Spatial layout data
##########
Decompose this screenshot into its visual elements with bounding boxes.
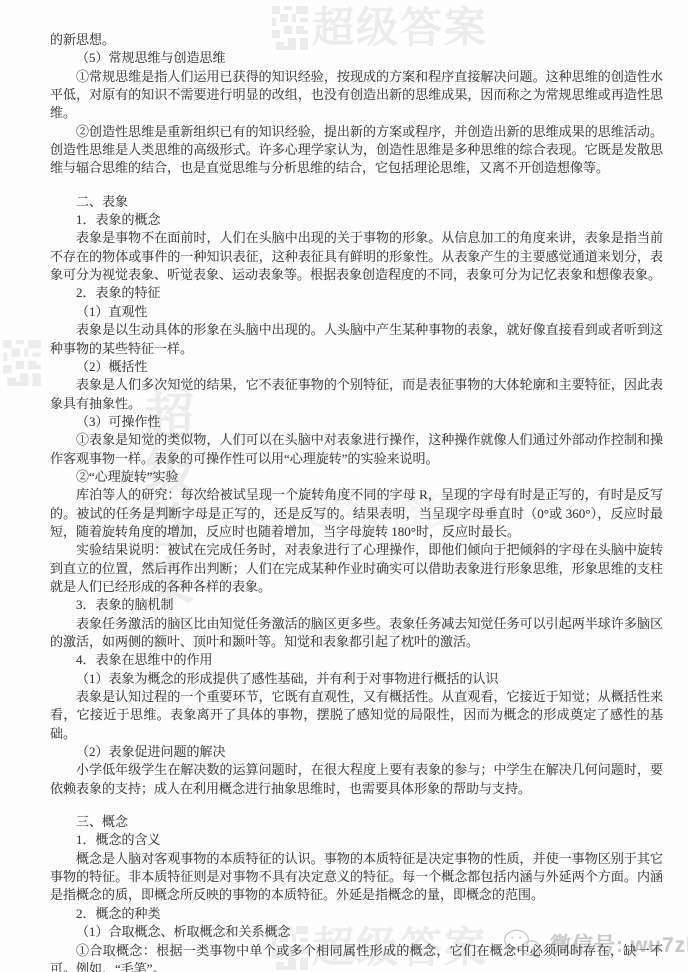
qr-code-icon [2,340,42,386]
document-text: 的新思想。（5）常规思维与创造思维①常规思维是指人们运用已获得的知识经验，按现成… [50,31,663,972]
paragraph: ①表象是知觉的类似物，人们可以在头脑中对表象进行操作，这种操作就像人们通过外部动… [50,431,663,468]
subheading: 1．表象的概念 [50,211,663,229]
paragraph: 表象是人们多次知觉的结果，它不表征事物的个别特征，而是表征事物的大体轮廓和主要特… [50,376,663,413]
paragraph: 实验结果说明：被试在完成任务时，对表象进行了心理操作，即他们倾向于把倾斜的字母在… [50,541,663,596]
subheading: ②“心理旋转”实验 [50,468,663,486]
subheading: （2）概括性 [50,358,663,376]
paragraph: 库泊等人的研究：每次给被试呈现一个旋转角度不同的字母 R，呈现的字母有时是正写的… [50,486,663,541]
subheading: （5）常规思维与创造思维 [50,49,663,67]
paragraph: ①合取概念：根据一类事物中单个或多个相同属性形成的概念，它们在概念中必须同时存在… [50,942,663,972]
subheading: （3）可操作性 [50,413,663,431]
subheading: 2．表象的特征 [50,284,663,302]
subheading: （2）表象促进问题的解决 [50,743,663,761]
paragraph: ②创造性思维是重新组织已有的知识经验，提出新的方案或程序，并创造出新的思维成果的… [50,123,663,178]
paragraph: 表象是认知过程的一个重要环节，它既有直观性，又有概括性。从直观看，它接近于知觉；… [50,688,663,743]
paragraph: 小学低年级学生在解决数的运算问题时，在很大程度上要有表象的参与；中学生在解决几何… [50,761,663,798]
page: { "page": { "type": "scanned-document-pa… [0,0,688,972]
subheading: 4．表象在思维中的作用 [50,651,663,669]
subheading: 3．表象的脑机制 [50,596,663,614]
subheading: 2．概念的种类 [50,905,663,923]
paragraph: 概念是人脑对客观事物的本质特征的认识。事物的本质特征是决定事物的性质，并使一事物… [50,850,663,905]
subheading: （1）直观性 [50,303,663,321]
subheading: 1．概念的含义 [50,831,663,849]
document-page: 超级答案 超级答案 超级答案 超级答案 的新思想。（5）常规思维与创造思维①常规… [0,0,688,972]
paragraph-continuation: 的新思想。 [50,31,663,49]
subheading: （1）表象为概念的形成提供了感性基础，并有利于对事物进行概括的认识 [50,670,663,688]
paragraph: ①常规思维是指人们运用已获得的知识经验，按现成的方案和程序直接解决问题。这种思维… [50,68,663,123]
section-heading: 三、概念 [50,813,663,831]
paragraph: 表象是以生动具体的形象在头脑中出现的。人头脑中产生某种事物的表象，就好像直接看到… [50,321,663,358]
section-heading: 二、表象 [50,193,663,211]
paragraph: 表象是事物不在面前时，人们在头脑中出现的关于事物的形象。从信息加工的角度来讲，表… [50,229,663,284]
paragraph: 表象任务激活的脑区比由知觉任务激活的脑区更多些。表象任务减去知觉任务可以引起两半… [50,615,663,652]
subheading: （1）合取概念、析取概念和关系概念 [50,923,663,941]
##########
* [Work to do]:
Output every line of the listing above as a numbered list, omitting blank lines and leaving out the pictures.

* [Solution to this task]:
1. Decompose this screenshot into its visual elements with bounding boxes.
2. qr-code-icon [2,340,42,386]
3. document-text: 的新思想。（5）常规思维与创造思维①常规思维是指人们运用已获得的知识经验，按现成… [50,31,663,972]
4. paragraph: ①表象是知觉的类似物，人们可以在头脑中对表象进行操作，这种操作就像人们通过外部动… [50,431,663,468]
5. subheading: 1．表象的概念 [50,211,663,229]
6. paragraph: 表象是人们多次知觉的结果，它不表征事物的个别特征，而是表征事物的大体轮廓和主要特… [50,376,663,413]
7. paragraph: 实验结果说明：被试在完成任务时，对表象进行了心理操作，即他们倾向于把倾斜的字母在… [50,541,663,596]
8. subheading: ②“心理旋转”实验 [50,468,663,486]
9. subheading: （2）概括性 [50,358,663,376]
10. paragraph: 库泊等人的研究：每次给被试呈现一个旋转角度不同的字母 R，呈现的字母有时是正写的… [50,486,663,541]
11. subheading: （5）常规思维与创造思维 [50,49,663,67]
12. paragraph: ①合取概念：根据一类事物中单个或多个相同属性形成的概念，它们在概念中必须同时存在… [50,942,663,972]
13. subheading: （3）可操作性 [50,413,663,431]
14. subheading: 2．表象的特征 [50,284,663,302]
15. subheading: （2）表象促进问题的解决 [50,743,663,761]
16. paragraph: ②创造性思维是重新组织已有的知识经验，提出新的方案或程序，并创造出新的思维成果的… [50,123,663,178]
17. paragraph: 表象是认知过程的一个重要环节，它既有直观性，又有概括性。从直观看，它接近于知觉；… [50,688,663,743]
18. paragraph: 小学低年级学生在解决数的运算问题时，在很大程度上要有表象的参与；中学生在解决几何… [50,761,663,798]
19. page: { "page": { "type": "scanned-document-pa… [0,0,688,972]
20. subheading: 4．表象在思维中的作用 [50,651,663,669]
21. subheading: 3．表象的脑机制 [50,596,663,614]
22. subheading: 2．概念的种类 [50,905,663,923]
23. paragraph: 概念是人脑对客观事物的本质特征的认识。事物的本质特征是决定事物的性质，并使一事物… [50,850,663,905]
24. subheading: （1）直观性 [50,303,663,321]
25. subheading: 1．概念的含义 [50,831,663,849]
26. document-page: 超级答案 超级答案 超级答案 超级答案 的新思想。（5）常规思维与创造思维①常规… [0,0,688,972]
27. paragraph-continuation: 的新思想。 [50,31,663,49]
28. subheading: （1）表象为概念的形成提供了感性基础，并有利于对事物进行概括的认识 [50,670,663,688]
29. paragraph: ①常规思维是指人们运用已获得的知识经验，按现成的方案和程序直接解决问题。这种思维… [50,68,663,123]
30. section-heading: 三、概念 [50,813,663,831]
31. paragraph: 表象是以生动具体的形象在头脑中出现的。人头脑中产生某种事物的表象，就好像直接看到… [50,321,663,358]
32. section-heading: 二、表象 [50,193,663,211]
33. paragraph: 表象是事物不在面前时，人们在头脑中出现的关于事物的形象。从信息加工的角度来讲，表… [50,229,663,284]
34. paragraph: 表象任务激活的脑区比由知觉任务激活的脑区更多些。表象任务减去知觉任务可以引起两半… [50,615,663,652]
35. subheading: （1）合取概念、析取概念和关系概念 [50,923,663,941]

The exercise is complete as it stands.